### INSTRUCTIONS FOR THE TASK
State the number of lines, and only that number, in which the word "grid" appears.

### SOURCE DATA
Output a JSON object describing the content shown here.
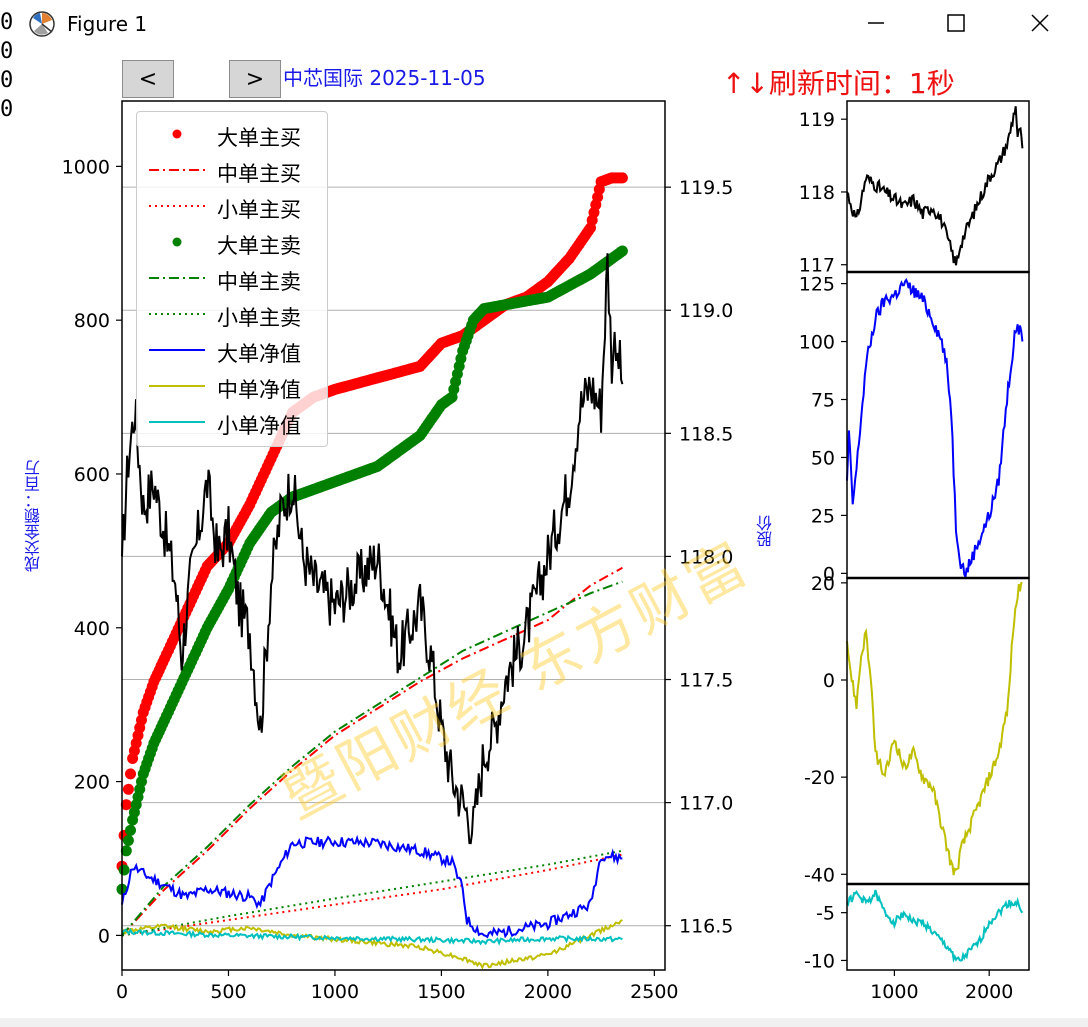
{
  "window": {
    "title": "Figure 1",
    "left_strip_text": [
      "0",
      "0",
      "0",
      "0"
    ]
  },
  "toolbar": {
    "prev_label": "<",
    "next_label": ">"
  },
  "header": {
    "stock_title": "中芯国际 2025-11-05",
    "refresh_text": "↑↓刷新时间：1秒"
  },
  "watermark": "暨阳财经 东方财富",
  "colors": {
    "buy": "#ff0000",
    "sell": "#008000",
    "large_net": "#0000ff",
    "mid_net": "#bfbf00",
    "small_net": "#00bfbf",
    "price": "#000000",
    "grid": "#b0b0b0"
  },
  "chart_data": [
    {
      "type": "line",
      "name_panel": "main",
      "ylabel": "成交金额：百万",
      "y2label": "股价",
      "xlim": [
        0,
        2550
      ],
      "ylim": [
        -45,
        1085
      ],
      "y2lim": [
        116.32,
        119.85
      ],
      "xticks": [
        0,
        500,
        1000,
        1500,
        2000,
        2500
      ],
      "yticks": [
        0,
        200,
        400,
        600,
        800,
        1000
      ],
      "y2ticks": [
        116.5,
        117.0,
        117.5,
        118.0,
        118.5,
        119.0,
        119.5
      ],
      "legend_position": "upper-left",
      "grid": "horizontal-right-axis",
      "series": [
        {
          "name": "大单主买",
          "style": "dots",
          "color": "#ff0000",
          "x": [
            0,
            20,
            50,
            100,
            150,
            200,
            300,
            400,
            500,
            600,
            700,
            800,
            900,
            1000,
            1200,
            1400,
            1500,
            1600,
            1700,
            1800,
            1900,
            2000,
            2100,
            2200,
            2250,
            2300,
            2350
          ],
          "y": [
            90,
            170,
            230,
            290,
            330,
            360,
            420,
            480,
            510,
            560,
            620,
            680,
            700,
            710,
            725,
            740,
            770,
            780,
            800,
            820,
            830,
            850,
            880,
            920,
            980,
            985,
            985
          ]
        },
        {
          "name": "中单主买",
          "style": "dashdot",
          "color": "#ff0000",
          "x": [
            0,
            200,
            400,
            600,
            800,
            1000,
            1200,
            1400,
            1600,
            1800,
            2000,
            2200,
            2350
          ],
          "y": [
            0,
            60,
            110,
            165,
            215,
            260,
            295,
            330,
            360,
            385,
            410,
            455,
            478
          ]
        },
        {
          "name": "小单主买",
          "style": "dotted",
          "color": "#ff0000",
          "x": [
            0,
            500,
            1000,
            1500,
            2000,
            2350
          ],
          "y": [
            0,
            20,
            40,
            60,
            85,
            105
          ]
        },
        {
          "name": "大单主卖",
          "style": "dots",
          "color": "#008000",
          "x": [
            0,
            20,
            50,
            100,
            150,
            200,
            300,
            400,
            500,
            600,
            700,
            800,
            1000,
            1200,
            1400,
            1500,
            1550,
            1600,
            1650,
            1700,
            1800,
            2000,
            2200,
            2350
          ],
          "y": [
            60,
            110,
            150,
            210,
            250,
            280,
            340,
            400,
            450,
            510,
            550,
            570,
            590,
            610,
            650,
            690,
            700,
            760,
            800,
            815,
            820,
            830,
            860,
            890
          ]
        },
        {
          "name": "中单主卖",
          "style": "dashdot",
          "color": "#008000",
          "x": [
            0,
            200,
            400,
            600,
            800,
            1000,
            1200,
            1400,
            1600,
            1800,
            2000,
            2200,
            2350
          ],
          "y": [
            0,
            65,
            115,
            170,
            220,
            265,
            300,
            335,
            370,
            395,
            420,
            445,
            460
          ]
        },
        {
          "name": "小单主卖",
          "style": "dotted",
          "color": "#008000",
          "x": [
            0,
            500,
            1000,
            1500,
            2000,
            2350
          ],
          "y": [
            0,
            25,
            48,
            70,
            92,
            110
          ]
        },
        {
          "name": "大单净值",
          "style": "solid",
          "color": "#0000ff",
          "x": [
            0,
            50,
            100,
            200,
            300,
            400,
            500,
            600,
            650,
            700,
            800,
            1000,
            1200,
            1400,
            1550,
            1600,
            1620,
            1700,
            1800,
            2000,
            2200,
            2250,
            2350
          ],
          "y": [
            40,
            90,
            80,
            65,
            50,
            60,
            55,
            50,
            40,
            70,
            120,
            122,
            120,
            110,
            95,
            60,
            20,
            0,
            5,
            15,
            40,
            105,
            100
          ]
        },
        {
          "name": "中单净值",
          "style": "solid",
          "color": "#bfbf00",
          "x": [
            0,
            200,
            400,
            600,
            800,
            1000,
            1200,
            1400,
            1600,
            1700,
            1800,
            2000,
            2200,
            2350
          ],
          "y": [
            5,
            12,
            5,
            10,
            0,
            -5,
            -10,
            -15,
            -30,
            -40,
            -35,
            -25,
            0,
            20
          ]
        },
        {
          "name": "小单净值",
          "style": "solid",
          "color": "#00bfbf",
          "x": [
            0,
            500,
            1000,
            1500,
            1700,
            2000,
            2350
          ],
          "y": [
            5,
            0,
            -3,
            -6,
            -8,
            -4,
            -5
          ]
        },
        {
          "name": "股价",
          "style": "solid",
          "axis": "right",
          "color": "#000000",
          "x": [
            0,
            30,
            60,
            100,
            150,
            200,
            250,
            280,
            320,
            400,
            450,
            500,
            550,
            600,
            650,
            700,
            750,
            800,
            850,
            900,
            1000,
            1100,
            1200,
            1300,
            1400,
            1450,
            1500,
            1550,
            1600,
            1650,
            1700,
            1750,
            1800,
            1900,
            2000,
            2100,
            2150,
            2200,
            2250,
            2280,
            2300,
            2320,
            2350
          ],
          "y": [
            118.0,
            118.4,
            118.6,
            118.2,
            118.3,
            118.1,
            117.9,
            117.6,
            117.9,
            118.3,
            118.0,
            118.1,
            117.8,
            117.7,
            117.3,
            117.9,
            118.2,
            118.3,
            118.0,
            117.9,
            117.8,
            117.9,
            118.0,
            117.6,
            117.8,
            117.6,
            117.3,
            117.1,
            117.0,
            116.9,
            117.2,
            117.3,
            117.5,
            117.7,
            118.0,
            118.3,
            118.6,
            118.7,
            118.6,
            119.2,
            118.8,
            118.9,
            118.7
          ]
        }
      ]
    },
    {
      "type": "line",
      "name_panel": "price-side",
      "xlim": [
        500,
        2420
      ],
      "ylim": [
        116.9,
        119.25
      ],
      "yticks": [
        117,
        118,
        119
      ],
      "series": [
        {
          "color": "#000000",
          "x": [
            500,
            600,
            700,
            800,
            900,
            1000,
            1100,
            1200,
            1300,
            1400,
            1500,
            1600,
            1650,
            1700,
            1800,
            1900,
            2000,
            2100,
            2200,
            2280,
            2300,
            2320,
            2350
          ],
          "y": [
            118.0,
            117.6,
            118.2,
            118.1,
            118.0,
            117.9,
            117.8,
            117.9,
            117.7,
            117.8,
            117.6,
            117.2,
            117.0,
            117.3,
            117.6,
            117.9,
            118.2,
            118.4,
            118.7,
            119.2,
            118.7,
            118.9,
            118.6
          ]
        }
      ]
    },
    {
      "type": "line",
      "name_panel": "large-net-side",
      "xlim": [
        500,
        2420
      ],
      "ylim": [
        -2,
        130
      ],
      "yticks": [
        0,
        25,
        50,
        75,
        100,
        125
      ],
      "series": [
        {
          "color": "#0000ff",
          "x": [
            500,
            520,
            560,
            600,
            700,
            800,
            900,
            1000,
            1100,
            1200,
            1300,
            1400,
            1450,
            1500,
            1550,
            1600,
            1650,
            1700,
            1750,
            1800,
            1900,
            2000,
            2100,
            2200,
            2280,
            2300,
            2350
          ],
          "y": [
            40,
            60,
            30,
            45,
            90,
            110,
            118,
            120,
            125,
            122,
            118,
            110,
            105,
            100,
            90,
            70,
            20,
            5,
            0,
            5,
            15,
            25,
            40,
            80,
            105,
            108,
            100
          ]
        }
      ]
    },
    {
      "type": "line",
      "name_panel": "mid-net-side",
      "xlim": [
        500,
        2420
      ],
      "ylim": [
        -42,
        21
      ],
      "yticks": [
        -40,
        -20,
        0,
        20
      ],
      "series": [
        {
          "color": "#bfbf00",
          "x": [
            500,
            550,
            600,
            650,
            700,
            750,
            800,
            900,
            1000,
            1100,
            1200,
            1300,
            1400,
            1500,
            1600,
            1650,
            1700,
            1800,
            1900,
            2000,
            2100,
            2200,
            2250,
            2300,
            2350
          ],
          "y": [
            8,
            0,
            -5,
            5,
            10,
            0,
            -15,
            -20,
            -12,
            -18,
            -15,
            -20,
            -22,
            -30,
            -38,
            -40,
            -35,
            -30,
            -25,
            -20,
            -15,
            -5,
            10,
            18,
            20
          ]
        }
      ]
    },
    {
      "type": "line",
      "name_panel": "small-net-side",
      "xlim": [
        500,
        2420
      ],
      "ylim": [
        -11,
        -2
      ],
      "yticks": [
        -10,
        -5
      ],
      "series": [
        {
          "color": "#00bfbf",
          "x": [
            500,
            600,
            700,
            800,
            900,
            1000,
            1100,
            1200,
            1300,
            1400,
            1500,
            1600,
            1650,
            1700,
            1800,
            1900,
            2000,
            2100,
            2200,
            2300,
            2350
          ],
          "y": [
            -4,
            -3,
            -4,
            -3,
            -5,
            -6,
            -5,
            -6,
            -6,
            -7,
            -8,
            -9,
            -10,
            -10,
            -9,
            -8,
            -6,
            -5,
            -4,
            -4,
            -5
          ]
        }
      ]
    }
  ],
  "side_xticks": [
    1000,
    2000
  ]
}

### RESPONSE BELOW
2